- _Passage_
....
- Implement efficient parallel algorithms on GPU
- Understand memory optimization and performance tuning
- Learn advanced concurrency and streaming techniques
- Develop production-ready GPU applications
GPU/
├── README.md # This file
├── CUDA_Course_Oxford.md # Original course documentation
├── lectures_structure.txt # Course structure overview
└── practicals/ # Hands-on programming exercises
├── README.md # Detailed practicals guide
├── headers/ # CUDA helper utilities
├── prac1/ # Hello World - CUDA Basics
├── prac2/ # Device Properties & Memory
├── prac3/ # 3D Laplace Equation Solver
├── prac4/ # Reduction Algorithms
├── prac5/ # Tensor Core Operations
├── prac6/ # Advanced Memory Patterns
├── prac7/ # Tridiagonal Solver
├── prac8/ # Scan Algorithms
├── prac9/ # Pattern Matching
├── prac10/ # Autotuning System
├── prac11/ # Multithreading & Streams
└── prac12/ # Kernel Overlap & Work Streaming
- CUDA Toolkit: Version 11.0 or later
- GPU: Compute capability 7.0+ (RTX 20xx series or newer)
- Compiler: GCC (Linux) or MSVC (Windows)
- Build System: Make
- Optional: OpenMP for multithreading exercises
-
Clone the repository:
git clone <repository-url> cd GPU
-
Verify CUDA installation:
nvcc --version nvidia-smi
-
Test with first practical:
cd practicals/prac1 make ./prac1a
Perfect for CUDA newcomers
- Practical 1: Hello World - Learn kernel launching, memory transfers, and error checking
- Practical 2: Device Properties - Understand GPU architecture and memory management
- Practical 3: 3D Laplace Solver - Implement numerical methods on 3D grids
Building algorithmic expertise
- Practical 4: Reduction Algorithms - Master parallel reduction and shared memory
- Practical 5: Tensor Cores - Leverage mixed-precision for high-performance GEMM
- Practical 6: Memory Optimization - Advanced memory patterns and unified memory
Specialized algorithms and applications
- Practical 7: Tridiagonal Solver - Implement linear system solvers
- Practical 8: Scan Algorithms - Work-efficient prefix sum operations
- Practical 9: Pattern Matching - Parallel string processing algorithms
Production-ready optimization techniques
- Practical 10: Autotuning System - Automated performance optimization framework
- Practical 11: Multithreading & Streams - Concurrency models and asynchronous execution
- Practical 12: Kernel Overlap - Advanced streaming and pipeline optimization
| Technology | Practicals | Description |
|---|---|---|
| CUDA Runtime API | 1-12 | Core CUDA programming interface |
| Memory Management | 1-3, 6 | Host-device transfers, unified memory |
| Shared Memory | 4, 7-8 | On-chip memory optimization |
| Tensor Cores | 5 | Mixed-precision matrix operations |
| CUDA Streams | 11-12 | Asynchronous execution and overlap |
| OpenMP | 11 | CPU multithreading integration |
| cuBLAS | 5 | Optimized linear algebra library |
| Autotuning | 10 | Performance optimization framework |
Each practical emphasizes performance analysis:
- Timing measurements and profiling techniques
- CPU vs GPU performance comparisons
- Memory bandwidth utilization analysis
- Scalability testing across problem sizes
- Optimization strategies and bottleneck identification
- Practicals Guide: Comprehensive overview of all exercises
- Headers Documentation: CUDA utility functions reference
- Course Materials: Original Oxford course documentation
- Individual README files: Detailed guides for each practical
Each practical includes:
- Makefile: Optimized compilation rules
- NVCC flags: Architecture-specific optimizations
- Dependencies: Library linking (cuBLAS, OpenMP)
....
Collection entries
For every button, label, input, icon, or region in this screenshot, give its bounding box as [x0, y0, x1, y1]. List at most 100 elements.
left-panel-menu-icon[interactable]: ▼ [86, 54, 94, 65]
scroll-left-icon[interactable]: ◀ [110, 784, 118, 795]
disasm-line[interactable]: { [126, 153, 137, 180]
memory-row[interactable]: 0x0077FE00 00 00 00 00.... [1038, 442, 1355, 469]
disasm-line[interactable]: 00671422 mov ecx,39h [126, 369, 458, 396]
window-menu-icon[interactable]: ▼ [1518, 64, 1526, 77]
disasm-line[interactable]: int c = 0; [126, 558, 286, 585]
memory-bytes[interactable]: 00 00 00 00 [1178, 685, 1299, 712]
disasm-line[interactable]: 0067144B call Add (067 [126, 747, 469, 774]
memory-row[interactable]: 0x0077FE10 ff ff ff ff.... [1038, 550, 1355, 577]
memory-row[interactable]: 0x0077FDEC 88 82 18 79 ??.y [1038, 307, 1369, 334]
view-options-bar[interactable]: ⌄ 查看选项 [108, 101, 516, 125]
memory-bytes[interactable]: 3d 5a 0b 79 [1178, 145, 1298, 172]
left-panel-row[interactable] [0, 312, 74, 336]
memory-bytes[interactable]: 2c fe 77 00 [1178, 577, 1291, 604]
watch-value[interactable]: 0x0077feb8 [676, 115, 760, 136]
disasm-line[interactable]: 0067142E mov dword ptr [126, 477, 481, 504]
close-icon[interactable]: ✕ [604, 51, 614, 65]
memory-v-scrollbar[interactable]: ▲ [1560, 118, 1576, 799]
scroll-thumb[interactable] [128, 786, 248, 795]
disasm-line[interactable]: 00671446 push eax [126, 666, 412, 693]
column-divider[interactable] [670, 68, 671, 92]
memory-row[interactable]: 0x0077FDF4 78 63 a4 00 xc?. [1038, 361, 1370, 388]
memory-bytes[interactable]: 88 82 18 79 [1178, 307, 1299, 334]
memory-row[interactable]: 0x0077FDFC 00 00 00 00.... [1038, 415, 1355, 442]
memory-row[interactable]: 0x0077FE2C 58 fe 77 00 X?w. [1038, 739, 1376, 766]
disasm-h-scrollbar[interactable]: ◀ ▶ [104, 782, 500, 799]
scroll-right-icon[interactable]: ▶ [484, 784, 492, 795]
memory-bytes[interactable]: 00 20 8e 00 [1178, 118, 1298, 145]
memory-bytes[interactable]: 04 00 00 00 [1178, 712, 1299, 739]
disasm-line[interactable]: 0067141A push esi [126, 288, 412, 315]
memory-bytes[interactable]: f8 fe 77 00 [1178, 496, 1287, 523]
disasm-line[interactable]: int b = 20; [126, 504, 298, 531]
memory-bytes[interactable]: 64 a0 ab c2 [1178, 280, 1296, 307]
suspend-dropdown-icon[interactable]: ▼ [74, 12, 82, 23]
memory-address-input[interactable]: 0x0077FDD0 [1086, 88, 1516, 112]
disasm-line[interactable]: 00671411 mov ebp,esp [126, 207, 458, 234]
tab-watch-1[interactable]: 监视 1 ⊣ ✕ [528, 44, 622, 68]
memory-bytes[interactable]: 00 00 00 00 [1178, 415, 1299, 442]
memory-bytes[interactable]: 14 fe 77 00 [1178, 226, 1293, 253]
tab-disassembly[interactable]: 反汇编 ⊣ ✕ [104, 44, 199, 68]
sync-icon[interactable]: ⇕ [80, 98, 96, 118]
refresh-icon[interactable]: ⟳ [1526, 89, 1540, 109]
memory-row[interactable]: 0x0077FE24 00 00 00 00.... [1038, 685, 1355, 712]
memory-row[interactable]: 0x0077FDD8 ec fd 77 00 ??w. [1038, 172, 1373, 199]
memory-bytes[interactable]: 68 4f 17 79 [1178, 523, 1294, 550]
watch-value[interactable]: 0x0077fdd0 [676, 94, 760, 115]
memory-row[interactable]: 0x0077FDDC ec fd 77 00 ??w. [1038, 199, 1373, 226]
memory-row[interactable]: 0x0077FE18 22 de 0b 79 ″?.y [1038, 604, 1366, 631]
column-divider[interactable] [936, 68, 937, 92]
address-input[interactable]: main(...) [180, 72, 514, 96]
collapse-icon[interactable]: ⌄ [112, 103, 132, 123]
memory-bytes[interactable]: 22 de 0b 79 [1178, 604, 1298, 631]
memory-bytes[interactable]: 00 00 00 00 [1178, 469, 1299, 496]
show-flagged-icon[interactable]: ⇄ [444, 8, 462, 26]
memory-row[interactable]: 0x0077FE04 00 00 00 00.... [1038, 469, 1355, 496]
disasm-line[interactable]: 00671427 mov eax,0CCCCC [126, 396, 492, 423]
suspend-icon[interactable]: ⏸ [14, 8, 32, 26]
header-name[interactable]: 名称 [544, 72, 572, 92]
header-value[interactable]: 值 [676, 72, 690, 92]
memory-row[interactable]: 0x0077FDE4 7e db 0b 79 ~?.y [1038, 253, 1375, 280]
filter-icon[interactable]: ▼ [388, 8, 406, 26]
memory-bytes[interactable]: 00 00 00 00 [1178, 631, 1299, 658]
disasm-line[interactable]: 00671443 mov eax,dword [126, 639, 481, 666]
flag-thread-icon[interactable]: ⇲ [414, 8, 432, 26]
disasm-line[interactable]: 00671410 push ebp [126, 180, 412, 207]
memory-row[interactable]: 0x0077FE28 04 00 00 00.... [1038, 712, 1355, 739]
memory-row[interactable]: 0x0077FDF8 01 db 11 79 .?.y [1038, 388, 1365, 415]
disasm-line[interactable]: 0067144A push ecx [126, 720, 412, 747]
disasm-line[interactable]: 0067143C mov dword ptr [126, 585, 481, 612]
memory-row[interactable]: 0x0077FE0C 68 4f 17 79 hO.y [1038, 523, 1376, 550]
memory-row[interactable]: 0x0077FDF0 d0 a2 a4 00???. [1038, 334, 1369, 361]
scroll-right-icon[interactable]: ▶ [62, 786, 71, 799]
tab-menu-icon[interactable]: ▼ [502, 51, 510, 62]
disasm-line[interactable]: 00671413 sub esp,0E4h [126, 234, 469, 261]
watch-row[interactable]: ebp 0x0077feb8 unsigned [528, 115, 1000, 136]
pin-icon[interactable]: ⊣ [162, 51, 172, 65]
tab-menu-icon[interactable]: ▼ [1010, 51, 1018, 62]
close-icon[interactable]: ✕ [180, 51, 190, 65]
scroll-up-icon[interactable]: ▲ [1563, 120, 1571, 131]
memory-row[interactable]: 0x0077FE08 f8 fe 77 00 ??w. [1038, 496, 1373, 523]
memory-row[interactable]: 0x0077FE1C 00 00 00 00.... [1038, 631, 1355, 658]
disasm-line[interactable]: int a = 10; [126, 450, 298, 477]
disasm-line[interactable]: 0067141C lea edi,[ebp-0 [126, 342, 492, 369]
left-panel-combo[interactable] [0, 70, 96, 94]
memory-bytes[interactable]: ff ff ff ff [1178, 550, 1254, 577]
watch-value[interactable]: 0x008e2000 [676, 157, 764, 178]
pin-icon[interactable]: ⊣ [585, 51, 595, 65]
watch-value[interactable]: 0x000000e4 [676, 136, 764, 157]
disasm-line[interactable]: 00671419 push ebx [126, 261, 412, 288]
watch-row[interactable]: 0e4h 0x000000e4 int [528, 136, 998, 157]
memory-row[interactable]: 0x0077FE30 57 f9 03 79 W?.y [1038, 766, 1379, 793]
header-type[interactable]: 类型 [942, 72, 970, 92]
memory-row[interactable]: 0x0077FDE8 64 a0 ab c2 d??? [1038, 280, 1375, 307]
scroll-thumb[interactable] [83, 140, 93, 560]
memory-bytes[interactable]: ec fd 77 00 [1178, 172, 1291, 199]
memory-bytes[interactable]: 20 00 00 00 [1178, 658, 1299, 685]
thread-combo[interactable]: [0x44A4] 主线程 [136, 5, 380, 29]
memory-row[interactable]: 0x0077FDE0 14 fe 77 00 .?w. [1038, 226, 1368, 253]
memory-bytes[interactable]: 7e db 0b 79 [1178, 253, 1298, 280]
....
- _Work request 1_
In the CUDA course README, why is OpenMP listed as a requirement? Answer in one to three sentences.
- _Work request 2_
Extend the CUDA course README, picking up after its last line.
You don't need the items for any of this.

- _Exercise output 1_
OpenMP is an optional requirement that is needed for the multithreading exercises. The technology table shows it is used in Practical 11 for CPU multithreading integration, and the practicals link against it as a library dependency.

- _Exercise output 2_
- Error checking: Comprehensive debugging support
Contributions are welcome! Please:
- Fork the repository
- Create a feature branch
- Add tests for new functionality
- Submit a pull request with detailed description
This educational material is provided for learning purposes. Original course content is attributed to Oxford University. See individual files for specific licensing terms.
- Oxford University for the original CUDA course materials
- NVIDIA for CUDA toolkit and documentation
- University of Leeds for educational support
After completing this course:
- Explore CUDA libraries (cuDNN, cuFFT, Thrust)
- Learn multi-GPU programming with NCCL
- Study advanced profiling with Nsight tools
- Implement domain-specific applications
- Contribute to open-source GPU projects
Happy GPU Programming! 🚀
Transform your computational challenges with the power of parallel processing.